Instructions to follow:
Transcribe the records below in full; pictures stay out of the copy.

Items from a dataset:

____

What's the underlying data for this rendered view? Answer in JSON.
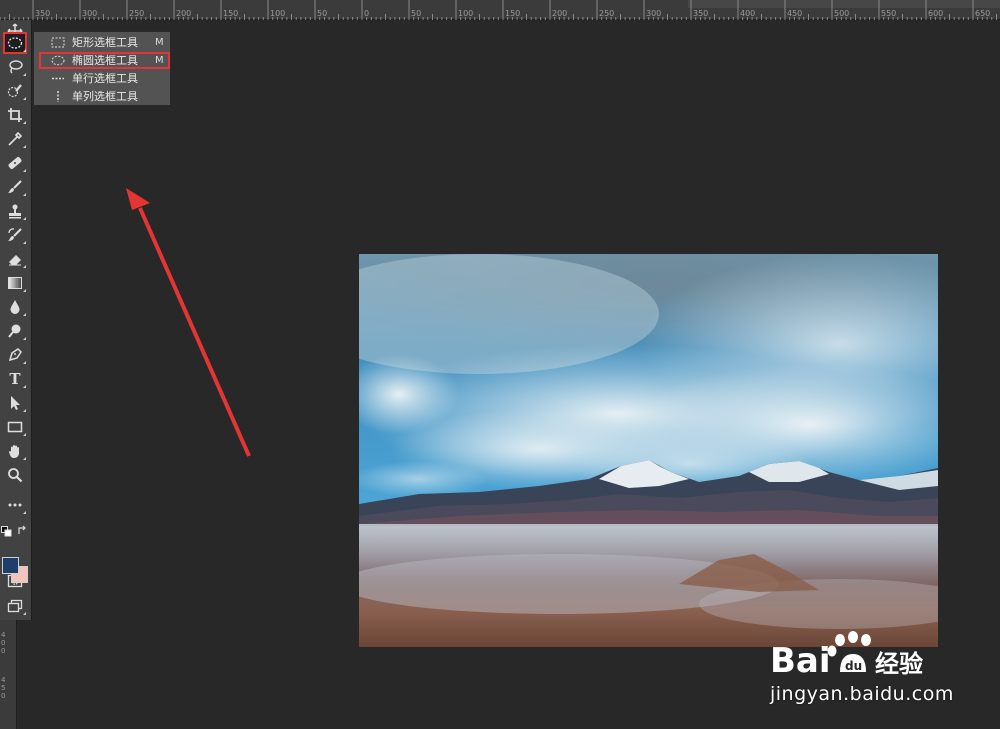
{
  "ruler": {
    "top_labels": [
      "350",
      "300",
      "250",
      "200",
      "150",
      "100",
      "50",
      "0",
      "50",
      "100",
      "150",
      "200",
      "250",
      "300",
      "350",
      "400",
      "450",
      "500",
      "550",
      "600",
      "650"
    ],
    "left_labels": [
      "4",
      "0",
      "0",
      "4",
      "5",
      "0"
    ]
  },
  "toolbar": {
    "tools": [
      {
        "name": "move-tool",
        "icon": "move-icon"
      },
      {
        "name": "elliptical-marquee-tool",
        "icon": "ellipse-marquee-icon",
        "active": true
      },
      {
        "name": "lasso-tool",
        "icon": "lasso-icon"
      },
      {
        "name": "quick-selection-tool",
        "icon": "quick-selection-icon"
      },
      {
        "name": "crop-tool",
        "icon": "crop-icon"
      },
      {
        "name": "eyedropper-tool",
        "icon": "eyedropper-icon"
      },
      {
        "name": "healing-brush-tool",
        "icon": "bandage-icon"
      },
      {
        "name": "brush-tool",
        "icon": "brush-icon"
      },
      {
        "name": "clone-stamp-tool",
        "icon": "stamp-icon"
      },
      {
        "name": "history-brush-tool",
        "icon": "history-brush-icon"
      },
      {
        "name": "eraser-tool",
        "icon": "eraser-icon"
      },
      {
        "name": "gradient-tool",
        "icon": "gradient-icon"
      },
      {
        "name": "blur-tool",
        "icon": "drop-icon"
      },
      {
        "name": "dodge-tool",
        "icon": "dodge-icon"
      },
      {
        "name": "pen-tool",
        "icon": "pen-icon"
      },
      {
        "name": "type-tool",
        "icon": "type-icon",
        "label": "T"
      },
      {
        "name": "path-selection-tool",
        "icon": "arrow-cursor-icon"
      },
      {
        "name": "rectangle-tool",
        "icon": "rectangle-icon"
      },
      {
        "name": "hand-tool",
        "icon": "hand-icon"
      },
      {
        "name": "zoom-tool",
        "icon": "zoom-icon"
      },
      {
        "name": "edit-toolbar",
        "icon": "more-icon"
      }
    ],
    "foreground_color": "#1f3f6b",
    "background_color": "#f2c4bd"
  },
  "flyout": {
    "items": [
      {
        "icon": "rect-marquee-icon",
        "label": "矩形选框工具",
        "shortcut": "M"
      },
      {
        "icon": "ellipse-marquee-icon",
        "label": "椭圆选框工具",
        "shortcut": "M",
        "highlight": true
      },
      {
        "icon": "single-row-marquee-icon",
        "label": "单行选框工具",
        "shortcut": ""
      },
      {
        "icon": "single-column-marquee-icon",
        "label": "单列选框工具",
        "shortcut": ""
      }
    ]
  },
  "annotation": {
    "color": "#e53434"
  },
  "watermark": {
    "brand": "Bai",
    "brand_suffix": "经验",
    "url": "jingyan.baidu.com"
  }
}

____

Finished exercise:
What's the underlying data for this rendered view? Answer in JSON.
{
  "ruler": {
    "top_labels": [
      "350",
      "300",
      "250",
      "200",
      "150",
      "100",
      "50",
      "0",
      "50",
      "100",
      "150",
      "200",
      "250",
      "300",
      "350",
      "400",
      "450",
      "500",
      "550",
      "600",
      "650"
    ],
    "left_labels": [
      "4",
      "0",
      "0",
      "4",
      "5",
      "0"
    ]
  },
  "toolbar": {
    "tools": [
      {
        "name": "move-tool",
        "icon": "move-icon"
      },
      {
        "name": "elliptical-marquee-tool",
        "icon": "ellipse-marquee-icon",
        "active": true
      },
      {
        "name": "lasso-tool",
        "icon": "lasso-icon"
      },
      {
        "name": "quick-selection-tool",
        "icon": "quick-selection-icon"
      },
      {
        "name": "crop-tool",
        "icon": "crop-icon"
      },
      {
        "name": "eyedropper-tool",
        "icon": "eyedropper-icon"
      },
      {
        "name": "healing-brush-tool",
        "icon": "bandage-icon"
      },
      {
        "name": "brush-tool",
        "icon": "brush-icon"
      },
      {
        "name": "clone-stamp-tool",
        "icon": "stamp-icon"
      },
      {
        "name": "history-brush-tool",
        "icon": "history-brush-icon"
      },
      {
        "name": "eraser-tool",
        "icon": "eraser-icon"
      },
      {
        "name": "gradient-tool",
        "icon": "gradient-icon"
      },
      {
        "name": "blur-tool",
        "icon": "drop-icon"
      },
      {
        "name": "dodge-tool",
        "icon": "dodge-icon"
      },
      {
        "name": "pen-tool",
        "icon": "pen-icon"
      },
      {
        "name": "type-tool",
        "icon": "type-icon",
        "label": "T"
      },
      {
        "name": "path-selection-tool",
        "icon": "arrow-cursor-icon"
      },
      {
        "name": "rectangle-tool",
        "icon": "rectangle-icon"
      },
      {
        "name": "hand-tool",
        "icon": "hand-icon"
      },
      {
        "name": "zoom-tool",
        "icon": "zoom-icon"
      },
      {
        "name": "edit-toolbar",
        "icon": "more-icon"
      }
    ],
    "foreground_color": "#1f3f6b",
    "background_color": "#f2c4bd"
  },
  "flyout": {
    "items": [
      {
        "icon": "rect-marquee-icon",
        "label": "矩形选框工具",
        "shortcut": "M"
      },
      {
        "icon": "ellipse-marquee-icon",
        "label": "椭圆选框工具",
        "shortcut": "M",
        "highlight": true
      },
      {
        "icon": "single-row-marquee-icon",
        "label": "单行选框工具",
        "shortcut": ""
      },
      {
        "icon": "single-column-marquee-icon",
        "label": "单列选框工具",
        "shortcut": ""
      }
    ]
  },
  "annotation": {
    "color": "#e53434"
  },
  "watermark": {
    "brand": "Bai",
    "brand_suffix": "经验",
    "url": "jingyan.baidu.com"
  }
}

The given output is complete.